Collected data:
====================

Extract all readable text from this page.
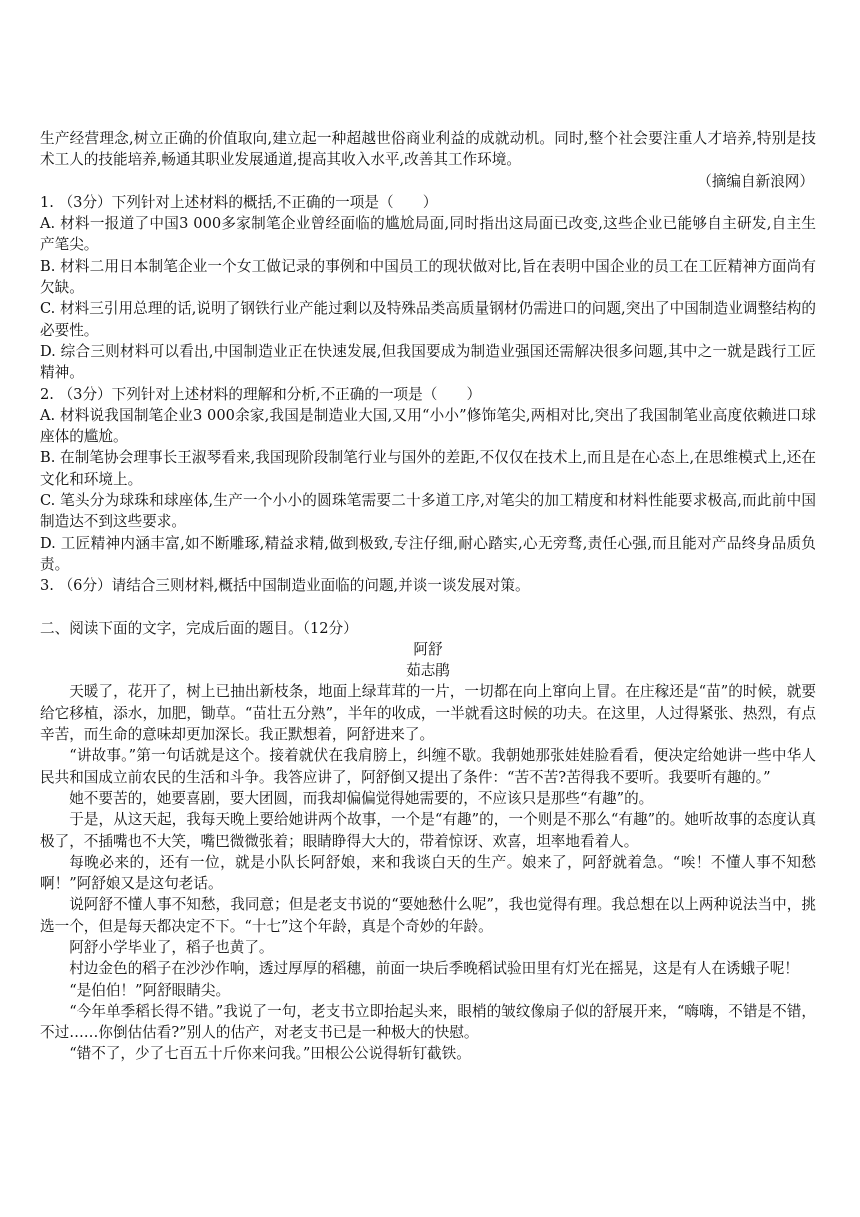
生产经营理念,树立正确的价值取向,建立起一种超越世俗商业利益的成就动机。同时,整个社会要注重人才培养,特别是技术工人的技能培养,畅通其职业发展通道,提高其收入水平,改善其工作环境。

（摘编自新浪网）

1. （3分）下列针对上述材料的概括,不正确的一项是（　　）

A. 材料一报道了中国3 000多家制笔企业曾经面临的尴尬局面,同时指出这局面已改变,这些企业已能够自主研发,自主生产笔尖。

B. 材料二用日本制笔企业一个女工做记录的事例和中国员工的现状做对比,旨在表明中国企业的员工在工匠精神方面尚有欠缺。

C. 材料三引用总理的话,说明了钢铁行业产能过剩以及特殊品类高质量钢材仍需进口的问题,突出了中国制造业调整结构的必要性。

D. 综合三则材料可以看出,中国制造业正在快速发展,但我国要成为制造业强国还需解决很多问题,其中之一就是践行工匠精神。

2. （3分）下列针对上述材料的理解和分析,不正确的一项是（　　）

A. 材料说我国制笔企业3 000余家,我国是制造业大国,又用“小小”修饰笔尖,两相对比,突出了我国制笔业高度依赖进口球座体的尴尬。

B. 在制笔协会理事长王淑琴看来,我国现阶段制笔行业与国外的差距,不仅仅在技术上,而且是在心态上,在思维模式上,还在文化和环境上。

C. 笔头分为球珠和球座体,生产一个小小的圆珠笔需要二十多道工序,对笔尖的加工精度和材料性能要求极高,而此前中国制造达不到这些要求。

D. 工匠精神内涵丰富,如不断雕琢,精益求精,做到极致,专注仔细,耐心踏实,心无旁骛,责任心强,而且能对产品终身品质负责。

3. （6分）请结合三则材料,概括中国制造业面临的问题,并谈一谈发展对策。

二、阅读下面的文字，完成后面的题目。（12分）

阿舒

茹志鹃

天暖了，花开了，树上已抽出新枝条，地面上绿茸茸的一片，一切都在向上窜向上冒。在庄稼还是“苗”的时候，就要给它移植，添水，加肥，锄草。“苗壮五分熟”，半年的收成，一半就看这时候的功夫。在这里，人过得紧张、热烈，有点辛苦，而生命的意味却更加深长。我正默想着，阿舒进来了。

“讲故事。”第一句话就是这个。接着就伏在我肩膀上，纠缠不歇。我朝她那张娃娃脸看看，便决定给她讲一些中华人民共和国成立前农民的生活和斗争。我答应讲了，阿舒倒又提出了条件：“苦不苦?苦得我不要听。我要听有趣的。”

她不要苦的，她要喜剧，要大团圆，而我却偏偏觉得她需要的，不应该只是那些“有趣”的。

于是，从这天起，我每天晚上要给她讲两个故事，一个是“有趣”的，一个则是不那么“有趣”的。她听故事的态度认真极了，不插嘴也不大笑，嘴巴微微张着；眼睛睁得大大的，带着惊讶、欢喜，坦率地看着人。

每晚必来的，还有一位，就是小队长阿舒娘，来和我谈白天的生产。娘来了，阿舒就着急。“唉！不懂人事不知愁啊！”阿舒娘又是这句老话。

说阿舒不懂人事不知愁，我同意；但是老支书说的“要她愁什么呢”，我也觉得有理。我总想在以上两种说法当中，挑选一个，但是每天都决定不下。“十七”这个年龄，真是个奇妙的年龄。

阿舒小学毕业了，稻子也黄了。

村边金色的稻子在沙沙作响，透过厚厚的稻穗，前面一块后季晚稻试验田里有灯光在摇晃，这是有人在诱蛾子呢！

“是伯伯！”阿舒眼睛尖。

“今年单季稻长得不错。”我说了一句，老支书立即抬起头来，眼梢的皱纹像扇子似的舒展开来，“嗨嗨，不错是不错，不过……你倒估估看?”别人的估产，对老支书已是一种极大的快慰。

“错不了，少了七百五十斤你来问我。”田根公公说得斩钉截铁。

====================

Transcribe all entries above exactly. Drop the pictures.

§ **Expected output**
Extract all readable text from this page.
生产经营理念,树立正确的价值取向,建立起一种超越世俗商业利益的成就动机。同时,整个社会要注重人才培养,特别是技术工人的技能培养,畅通其职业发展通道,提高其收入水平,改善其工作环境。

（摘编自新浪网）

1. （3分）下列针对上述材料的概括,不正确的一项是（　　）

A. 材料一报道了中国3 000多家制笔企业曾经面临的尴尬局面,同时指出这局面已改变,这些企业已能够自主研发,自主生产笔尖。

B. 材料二用日本制笔企业一个女工做记录的事例和中国员工的现状做对比,旨在表明中国企业的员工在工匠精神方面尚有欠缺。

C. 材料三引用总理的话,说明了钢铁行业产能过剩以及特殊品类高质量钢材仍需进口的问题,突出了中国制造业调整结构的必要性。

D. 综合三则材料可以看出,中国制造业正在快速发展,但我国要成为制造业强国还需解决很多问题,其中之一就是践行工匠精神。

2. （3分）下列针对上述材料的理解和分析,不正确的一项是（　　）

A. 材料说我国制笔企业3 000余家,我国是制造业大国,又用“小小”修饰笔尖,两相对比,突出了我国制笔业高度依赖进口球座体的尴尬。

B. 在制笔协会理事长王淑琴看来,我国现阶段制笔行业与国外的差距,不仅仅在技术上,而且是在心态上,在思维模式上,还在文化和环境上。

C. 笔头分为球珠和球座体,生产一个小小的圆珠笔需要二十多道工序,对笔尖的加工精度和材料性能要求极高,而此前中国制造达不到这些要求。

D. 工匠精神内涵丰富,如不断雕琢,精益求精,做到极致,专注仔细,耐心踏实,心无旁骛,责任心强,而且能对产品终身品质负责。

3. （6分）请结合三则材料,概括中国制造业面临的问题,并谈一谈发展对策。

二、阅读下面的文字，完成后面的题目。（12分）

阿舒

茹志鹃

天暖了，花开了，树上已抽出新枝条，地面上绿茸茸的一片，一切都在向上窜向上冒。在庄稼还是“苗”的时候，就要给它移植，添水，加肥，锄草。“苗壮五分熟”，半年的收成，一半就看这时候的功夫。在这里，人过得紧张、热烈，有点辛苦，而生命的意味却更加深长。我正默想着，阿舒进来了。

“讲故事。”第一句话就是这个。接着就伏在我肩膀上，纠缠不歇。我朝她那张娃娃脸看看，便决定给她讲一些中华人民共和国成立前农民的生活和斗争。我答应讲了，阿舒倒又提出了条件：“苦不苦?苦得我不要听。我要听有趣的。”

她不要苦的，她要喜剧，要大团圆，而我却偏偏觉得她需要的，不应该只是那些“有趣”的。

于是，从这天起，我每天晚上要给她讲两个故事，一个是“有趣”的，一个则是不那么“有趣”的。她听故事的态度认真极了，不插嘴也不大笑，嘴巴微微张着；眼睛睁得大大的，带着惊讶、欢喜，坦率地看着人。

每晚必来的，还有一位，就是小队长阿舒娘，来和我谈白天的生产。娘来了，阿舒就着急。“唉！不懂人事不知愁啊！”阿舒娘又是这句老话。

说阿舒不懂人事不知愁，我同意；但是老支书说的“要她愁什么呢”，我也觉得有理。我总想在以上两种说法当中，挑选一个，但是每天都决定不下。“十七”这个年龄，真是个奇妙的年龄。

阿舒小学毕业了，稻子也黄了。

村边金色的稻子在沙沙作响，透过厚厚的稻穗，前面一块后季晚稻试验田里有灯光在摇晃，这是有人在诱蛾子呢！

“是伯伯！”阿舒眼睛尖。

“今年单季稻长得不错。”我说了一句，老支书立即抬起头来，眼梢的皱纹像扇子似的舒展开来，“嗨嗨，不错是不错，不过……你倒估估看?”别人的估产，对老支书已是一种极大的快慰。

“错不了，少了七百五十斤你来问我。”田根公公说得斩钉截铁。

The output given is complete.